[Excerpt from a dataset]
********

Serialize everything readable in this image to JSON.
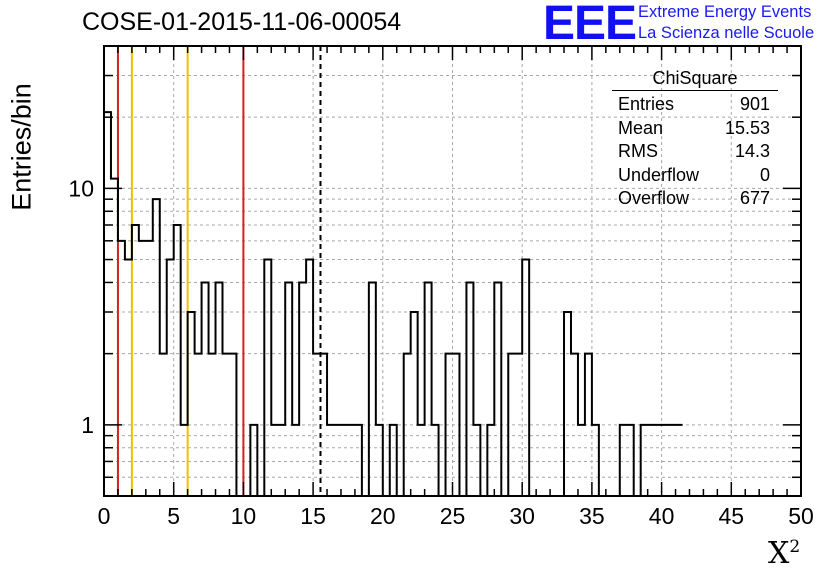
{
  "chart_data": {
    "type": "bar",
    "title": "COSE-01-2015-11-06-00054",
    "xlabel": "X²",
    "ylabel": "Entries/bin",
    "xlim": [
      0,
      50
    ],
    "ylim": [
      0.5,
      40
    ],
    "yscale": "log",
    "grid": true,
    "bin_width": 0.5,
    "x_ticks": [
      "0",
      "5",
      "10",
      "15",
      "20",
      "25",
      "30",
      "35",
      "40",
      "45",
      "50"
    ],
    "y_ticks": [
      "1",
      "10"
    ],
    "values": [
      21,
      11,
      6,
      5,
      7,
      6,
      6,
      9,
      2,
      5,
      7,
      1,
      3,
      2,
      4,
      2,
      4,
      2,
      2,
      0,
      0,
      1,
      0,
      5,
      1,
      1,
      4,
      1,
      4,
      5,
      2,
      2,
      1,
      1,
      1,
      1,
      1,
      0,
      4,
      1,
      0,
      1,
      0,
      2,
      3,
      1,
      4,
      1,
      0,
      2,
      2,
      0,
      4,
      1,
      0,
      1,
      4,
      0,
      2,
      2,
      5,
      0,
      0,
      0,
      0,
      0,
      3,
      2,
      1,
      2,
      1,
      0,
      0,
      0,
      1,
      1,
      0,
      1,
      1,
      1,
      1,
      1,
      1
    ],
    "reference_lines": [
      {
        "x": 1,
        "color": "#d32020"
      },
      {
        "x": 2,
        "color": "#f0c000"
      },
      {
        "x": 6,
        "color": "#f0c000"
      },
      {
        "x": 10,
        "color": "#d32020"
      },
      {
        "x": 15.53,
        "color": "#000000",
        "style": "dashed"
      }
    ]
  },
  "stats": {
    "title": "ChiSquare",
    "rows": [
      {
        "label": "Entries",
        "value": "901"
      },
      {
        "label": "Mean",
        "value": "15.53"
      },
      {
        "label": "RMS",
        "value": "14.3"
      },
      {
        "label": "Underflow",
        "value": "0"
      },
      {
        "label": "Overflow",
        "value": "677"
      }
    ]
  },
  "logo": {
    "mark": "EEE",
    "line1": "Extreme Energy Events",
    "line2": "La Scienza nelle Scuole"
  },
  "colors": {
    "logo_blue": "#1010f0",
    "red_line": "#d32020",
    "yellow_line": "#f0c000"
  }
}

********

(Short exercise): Copy every entry exactly as written. Pictures are excluded.

(Output):
Serialize everything readable in this image to JSON.
{
  "chart_data": {
    "type": "bar",
    "title": "COSE-01-2015-11-06-00054",
    "xlabel": "X²",
    "ylabel": "Entries/bin",
    "xlim": [
      0,
      50
    ],
    "ylim": [
      0.5,
      40
    ],
    "yscale": "log",
    "grid": true,
    "bin_width": 0.5,
    "x_ticks": [
      "0",
      "5",
      "10",
      "15",
      "20",
      "25",
      "30",
      "35",
      "40",
      "45",
      "50"
    ],
    "y_ticks": [
      "1",
      "10"
    ],
    "values": [
      21,
      11,
      6,
      5,
      7,
      6,
      6,
      9,
      2,
      5,
      7,
      1,
      3,
      2,
      4,
      2,
      4,
      2,
      2,
      0,
      0,
      1,
      0,
      5,
      1,
      1,
      4,
      1,
      4,
      5,
      2,
      2,
      1,
      1,
      1,
      1,
      1,
      0,
      4,
      1,
      0,
      1,
      0,
      2,
      3,
      1,
      4,
      1,
      0,
      2,
      2,
      0,
      4,
      1,
      0,
      1,
      4,
      0,
      2,
      2,
      5,
      0,
      0,
      0,
      0,
      0,
      3,
      2,
      1,
      2,
      1,
      0,
      0,
      0,
      1,
      1,
      0,
      1,
      1,
      1,
      1,
      1,
      1
    ],
    "reference_lines": [
      {
        "x": 1,
        "color": "#d32020"
      },
      {
        "x": 2,
        "color": "#f0c000"
      },
      {
        "x": 6,
        "color": "#f0c000"
      },
      {
        "x": 10,
        "color": "#d32020"
      },
      {
        "x": 15.53,
        "color": "#000000",
        "style": "dashed"
      }
    ]
  },
  "stats": {
    "title": "ChiSquare",
    "rows": [
      {
        "label": "Entries",
        "value": "901"
      },
      {
        "label": "Mean",
        "value": "15.53"
      },
      {
        "label": "RMS",
        "value": "14.3"
      },
      {
        "label": "Underflow",
        "value": "0"
      },
      {
        "label": "Overflow",
        "value": "677"
      }
    ]
  },
  "logo": {
    "mark": "EEE",
    "line1": "Extreme Energy Events",
    "line2": "La Scienza nelle Scuole"
  },
  "colors": {
    "logo_blue": "#1010f0",
    "red_line": "#d32020",
    "yellow_line": "#f0c000"
  }
}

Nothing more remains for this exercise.